Copy each line of the listing below exactly.

Recorded information ▸
►

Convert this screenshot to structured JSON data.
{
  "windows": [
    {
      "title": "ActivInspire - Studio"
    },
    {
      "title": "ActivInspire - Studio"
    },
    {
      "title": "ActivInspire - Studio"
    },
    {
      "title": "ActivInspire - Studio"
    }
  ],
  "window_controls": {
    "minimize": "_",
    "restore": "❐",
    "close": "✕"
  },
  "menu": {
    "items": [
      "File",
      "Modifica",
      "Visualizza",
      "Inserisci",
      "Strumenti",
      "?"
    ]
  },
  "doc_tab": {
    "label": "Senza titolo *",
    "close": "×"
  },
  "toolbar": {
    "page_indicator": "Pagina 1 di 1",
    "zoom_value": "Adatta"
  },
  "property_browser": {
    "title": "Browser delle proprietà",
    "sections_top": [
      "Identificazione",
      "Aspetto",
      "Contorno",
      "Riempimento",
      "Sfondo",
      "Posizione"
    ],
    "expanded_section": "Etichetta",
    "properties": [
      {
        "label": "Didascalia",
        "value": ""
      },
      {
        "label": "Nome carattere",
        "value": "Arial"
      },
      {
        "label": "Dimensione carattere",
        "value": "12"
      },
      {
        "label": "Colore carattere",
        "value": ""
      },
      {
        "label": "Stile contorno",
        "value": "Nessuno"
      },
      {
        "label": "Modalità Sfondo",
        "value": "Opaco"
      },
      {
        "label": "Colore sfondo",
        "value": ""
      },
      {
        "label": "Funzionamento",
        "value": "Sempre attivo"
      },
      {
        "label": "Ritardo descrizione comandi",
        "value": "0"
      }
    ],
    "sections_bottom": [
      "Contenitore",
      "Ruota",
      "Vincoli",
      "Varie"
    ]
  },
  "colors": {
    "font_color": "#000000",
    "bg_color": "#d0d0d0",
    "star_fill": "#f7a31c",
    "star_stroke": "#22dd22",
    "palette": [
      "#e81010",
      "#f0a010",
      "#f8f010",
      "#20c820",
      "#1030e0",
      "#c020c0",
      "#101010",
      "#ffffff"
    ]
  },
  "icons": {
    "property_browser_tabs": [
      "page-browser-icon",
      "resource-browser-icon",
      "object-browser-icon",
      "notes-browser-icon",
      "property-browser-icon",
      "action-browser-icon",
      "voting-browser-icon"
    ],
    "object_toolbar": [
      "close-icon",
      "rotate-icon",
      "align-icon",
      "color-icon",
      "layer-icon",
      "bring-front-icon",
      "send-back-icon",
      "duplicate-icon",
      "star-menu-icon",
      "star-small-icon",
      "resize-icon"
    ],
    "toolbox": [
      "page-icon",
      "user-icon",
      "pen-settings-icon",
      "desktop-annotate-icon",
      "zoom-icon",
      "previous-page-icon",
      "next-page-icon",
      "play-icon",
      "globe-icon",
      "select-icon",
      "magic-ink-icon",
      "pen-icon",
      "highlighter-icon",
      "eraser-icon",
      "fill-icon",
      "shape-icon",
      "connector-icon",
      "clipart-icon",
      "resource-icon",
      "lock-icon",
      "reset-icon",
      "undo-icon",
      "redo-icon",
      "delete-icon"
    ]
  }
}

◄

The response ▸
Convert this screenshot to structured JSON data.
{
  "windows": [
    {
      "title": "ActivInspire - Studio"
    },
    {
      "title": "ActivInspire - Studio"
    },
    {
      "title": "ActivInspire - Studio"
    },
    {
      "title": "ActivInspire - Studio"
    }
  ],
  "window_controls": {
    "minimize": "_",
    "restore": "❐",
    "close": "✕"
  },
  "menu": {
    "items": [
      "File",
      "Modifica",
      "Visualizza",
      "Inserisci",
      "Strumenti",
      "?"
    ]
  },
  "doc_tab": {
    "label": "Senza titolo *",
    "close": "×"
  },
  "toolbar": {
    "page_indicator": "Pagina 1 di 1",
    "zoom_value": "Adatta"
  },
  "property_browser": {
    "title": "Browser delle proprietà",
    "sections_top": [
      "Identificazione",
      "Aspetto",
      "Contorno",
      "Riempimento",
      "Sfondo",
      "Posizione"
    ],
    "expanded_section": "Etichetta",
    "properties": [
      {
        "label": "Didascalia",
        "value": ""
      },
      {
        "label": "Nome carattere",
        "value": "Arial"
      },
      {
        "label": "Dimensione carattere",
        "value": "12"
      },
      {
        "label": "Colore carattere",
        "value": ""
      },
      {
        "label": "Stile contorno",
        "value": "Nessuno"
      },
      {
        "label": "Modalità Sfondo",
        "value": "Opaco"
      },
      {
        "label": "Colore sfondo",
        "value": ""
      },
      {
        "label": "Funzionamento",
        "value": "Sempre attivo"
      },
      {
        "label": "Ritardo descrizione comandi",
        "value": "0"
      }
    ],
    "sections_bottom": [
      "Contenitore",
      "Ruota",
      "Vincoli",
      "Varie"
    ]
  },
  "colors": {
    "font_color": "#000000",
    "bg_color": "#d0d0d0",
    "star_fill": "#f7a31c",
    "star_stroke": "#22dd22",
    "palette": [
      "#e81010",
      "#f0a010",
      "#f8f010",
      "#20c820",
      "#1030e0",
      "#c020c0",
      "#101010",
      "#ffffff"
    ]
  },
  "icons": {
    "property_browser_tabs": [
      "page-browser-icon",
      "resource-browser-icon",
      "object-browser-icon",
      "notes-browser-icon",
      "property-browser-icon",
      "action-browser-icon",
      "voting-browser-icon"
    ],
    "object_toolbar": [
      "close-icon",
      "rotate-icon",
      "align-icon",
      "color-icon",
      "layer-icon",
      "bring-front-icon",
      "send-back-icon",
      "duplicate-icon",
      "star-menu-icon",
      "star-small-icon",
      "resize-icon"
    ],
    "toolbox": [
      "page-icon",
      "user-icon",
      "pen-settings-icon",
      "desktop-annotate-icon",
      "zoom-icon",
      "previous-page-icon",
      "next-page-icon",
      "play-icon",
      "globe-icon",
      "select-icon",
      "magic-ink-icon",
      "pen-icon",
      "highlighter-icon",
      "eraser-icon",
      "fill-icon",
      "shape-icon",
      "connector-icon",
      "clipart-icon",
      "resource-icon",
      "lock-icon",
      "reset-icon",
      "undo-icon",
      "redo-icon",
      "delete-icon"
    ]
  }
}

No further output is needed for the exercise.